| Written request |
Write out all the entries word for word and omit any pictures.

[Figure data in JSON]
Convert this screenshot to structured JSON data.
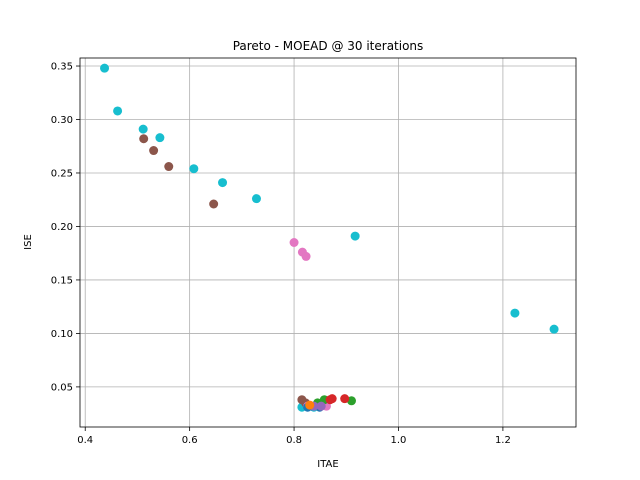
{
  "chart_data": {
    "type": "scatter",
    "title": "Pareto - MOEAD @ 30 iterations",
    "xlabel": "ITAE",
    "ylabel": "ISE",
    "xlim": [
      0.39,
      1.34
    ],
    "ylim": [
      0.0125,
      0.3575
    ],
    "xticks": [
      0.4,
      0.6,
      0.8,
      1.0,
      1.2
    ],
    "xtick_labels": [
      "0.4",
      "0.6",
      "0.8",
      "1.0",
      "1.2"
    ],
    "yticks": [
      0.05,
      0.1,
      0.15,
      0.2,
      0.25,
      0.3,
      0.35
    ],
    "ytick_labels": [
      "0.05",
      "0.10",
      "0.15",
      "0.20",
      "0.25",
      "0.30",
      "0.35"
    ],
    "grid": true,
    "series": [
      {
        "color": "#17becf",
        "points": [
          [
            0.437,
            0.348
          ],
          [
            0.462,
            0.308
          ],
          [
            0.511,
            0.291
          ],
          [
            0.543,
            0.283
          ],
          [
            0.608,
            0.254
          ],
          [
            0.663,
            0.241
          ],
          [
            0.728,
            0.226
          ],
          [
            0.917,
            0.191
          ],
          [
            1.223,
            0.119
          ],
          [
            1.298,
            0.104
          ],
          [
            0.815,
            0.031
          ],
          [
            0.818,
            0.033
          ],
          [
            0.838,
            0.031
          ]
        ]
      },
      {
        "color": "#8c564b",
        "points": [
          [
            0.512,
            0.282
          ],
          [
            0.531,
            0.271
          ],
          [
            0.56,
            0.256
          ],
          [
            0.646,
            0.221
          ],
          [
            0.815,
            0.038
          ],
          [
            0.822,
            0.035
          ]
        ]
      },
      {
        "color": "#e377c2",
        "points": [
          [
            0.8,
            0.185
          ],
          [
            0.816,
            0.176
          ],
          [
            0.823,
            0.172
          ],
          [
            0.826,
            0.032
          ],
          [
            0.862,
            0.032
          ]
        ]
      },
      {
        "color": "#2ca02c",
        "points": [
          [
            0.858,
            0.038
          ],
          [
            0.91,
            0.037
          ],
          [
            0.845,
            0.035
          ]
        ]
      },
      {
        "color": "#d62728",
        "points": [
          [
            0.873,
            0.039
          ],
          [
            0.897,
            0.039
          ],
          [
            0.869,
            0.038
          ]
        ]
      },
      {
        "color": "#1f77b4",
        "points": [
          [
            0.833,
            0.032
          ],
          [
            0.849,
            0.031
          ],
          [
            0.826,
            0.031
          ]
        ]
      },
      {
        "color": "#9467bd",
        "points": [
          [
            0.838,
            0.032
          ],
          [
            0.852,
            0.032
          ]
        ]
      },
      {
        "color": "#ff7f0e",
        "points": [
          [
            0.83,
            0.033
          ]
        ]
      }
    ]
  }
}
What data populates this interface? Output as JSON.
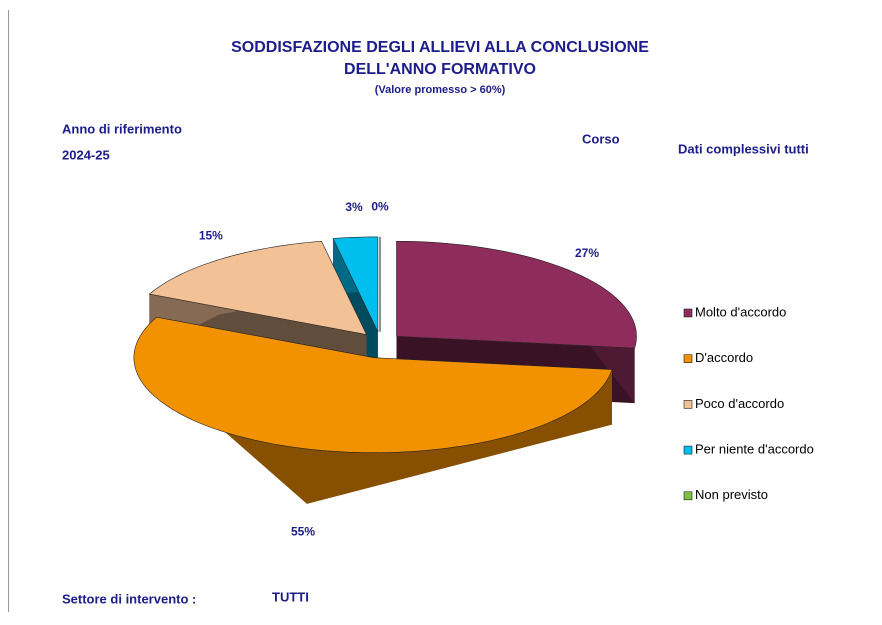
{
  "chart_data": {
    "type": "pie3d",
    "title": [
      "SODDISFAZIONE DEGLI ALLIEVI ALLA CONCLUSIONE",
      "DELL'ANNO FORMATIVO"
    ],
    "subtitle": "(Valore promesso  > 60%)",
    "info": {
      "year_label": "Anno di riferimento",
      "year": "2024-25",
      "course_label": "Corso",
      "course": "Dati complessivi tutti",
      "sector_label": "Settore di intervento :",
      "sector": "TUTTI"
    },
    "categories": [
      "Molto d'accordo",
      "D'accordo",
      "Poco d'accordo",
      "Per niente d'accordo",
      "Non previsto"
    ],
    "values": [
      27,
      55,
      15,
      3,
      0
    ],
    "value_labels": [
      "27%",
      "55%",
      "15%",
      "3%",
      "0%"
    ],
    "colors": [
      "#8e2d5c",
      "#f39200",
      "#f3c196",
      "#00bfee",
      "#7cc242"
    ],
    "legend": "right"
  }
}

| Correct result |
Convert this screenshot to structured JSON data.
{
  "chart_data": {
    "type": "scatter",
    "title": "Pareto - MOEAD @ 30 iterations",
    "xlabel": "ITAE",
    "ylabel": "ISE",
    "xlim": [
      0.39,
      1.34
    ],
    "ylim": [
      0.0125,
      0.3575
    ],
    "xticks": [
      0.4,
      0.6,
      0.8,
      1.0,
      1.2
    ],
    "xtick_labels": [
      "0.4",
      "0.6",
      "0.8",
      "1.0",
      "1.2"
    ],
    "yticks": [
      0.05,
      0.1,
      0.15,
      0.2,
      0.25,
      0.3,
      0.35
    ],
    "ytick_labels": [
      "0.05",
      "0.10",
      "0.15",
      "0.20",
      "0.25",
      "0.30",
      "0.35"
    ],
    "grid": true,
    "series": [
      {
        "color": "#17becf",
        "points": [
          [
            0.437,
            0.348
          ],
          [
            0.462,
            0.308
          ],
          [
            0.511,
            0.291
          ],
          [
            0.543,
            0.283
          ],
          [
            0.608,
            0.254
          ],
          [
            0.663,
            0.241
          ],
          [
            0.728,
            0.226
          ],
          [
            0.917,
            0.191
          ],
          [
            1.223,
            0.119
          ],
          [
            1.298,
            0.104
          ],
          [
            0.815,
            0.031
          ],
          [
            0.818,
            0.033
          ],
          [
            0.838,
            0.031
          ]
        ]
      },
      {
        "color": "#8c564b",
        "points": [
          [
            0.512,
            0.282
          ],
          [
            0.531,
            0.271
          ],
          [
            0.56,
            0.256
          ],
          [
            0.646,
            0.221
          ],
          [
            0.815,
            0.038
          ],
          [
            0.822,
            0.035
          ]
        ]
      },
      {
        "color": "#e377c2",
        "points": [
          [
            0.8,
            0.185
          ],
          [
            0.816,
            0.176
          ],
          [
            0.823,
            0.172
          ],
          [
            0.826,
            0.032
          ],
          [
            0.862,
            0.032
          ]
        ]
      },
      {
        "color": "#2ca02c",
        "points": [
          [
            0.858,
            0.038
          ],
          [
            0.91,
            0.037
          ],
          [
            0.845,
            0.035
          ]
        ]
      },
      {
        "color": "#d62728",
        "points": [
          [
            0.873,
            0.039
          ],
          [
            0.897,
            0.039
          ],
          [
            0.869,
            0.038
          ]
        ]
      },
      {
        "color": "#1f77b4",
        "points": [
          [
            0.833,
            0.032
          ],
          [
            0.849,
            0.031
          ],
          [
            0.826,
            0.031
          ]
        ]
      },
      {
        "color": "#9467bd",
        "points": [
          [
            0.838,
            0.032
          ],
          [
            0.852,
            0.032
          ]
        ]
      },
      {
        "color": "#ff7f0e",
        "points": [
          [
            0.83,
            0.033
          ]
        ]
      }
    ]
  }
}
What data populates this interface? Output as JSON.
{
  "chart_data": {
    "type": "pie3d",
    "title": [
      "SODDISFAZIONE DEGLI ALLIEVI ALLA CONCLUSIONE",
      "DELL'ANNO FORMATIVO"
    ],
    "subtitle": "(Valore promesso  > 60%)",
    "info": {
      "year_label": "Anno di riferimento",
      "year": "2024-25",
      "course_label": "Corso",
      "course": "Dati complessivi tutti",
      "sector_label": "Settore di intervento :",
      "sector": "TUTTI"
    },
    "categories": [
      "Molto d'accordo",
      "D'accordo",
      "Poco d'accordo",
      "Per niente d'accordo",
      "Non previsto"
    ],
    "values": [
      27,
      55,
      15,
      3,
      0
    ],
    "value_labels": [
      "27%",
      "55%",
      "15%",
      "3%",
      "0%"
    ],
    "colors": [
      "#8e2d5c",
      "#f39200",
      "#f3c196",
      "#00bfee",
      "#7cc242"
    ],
    "legend": "right"
  }
}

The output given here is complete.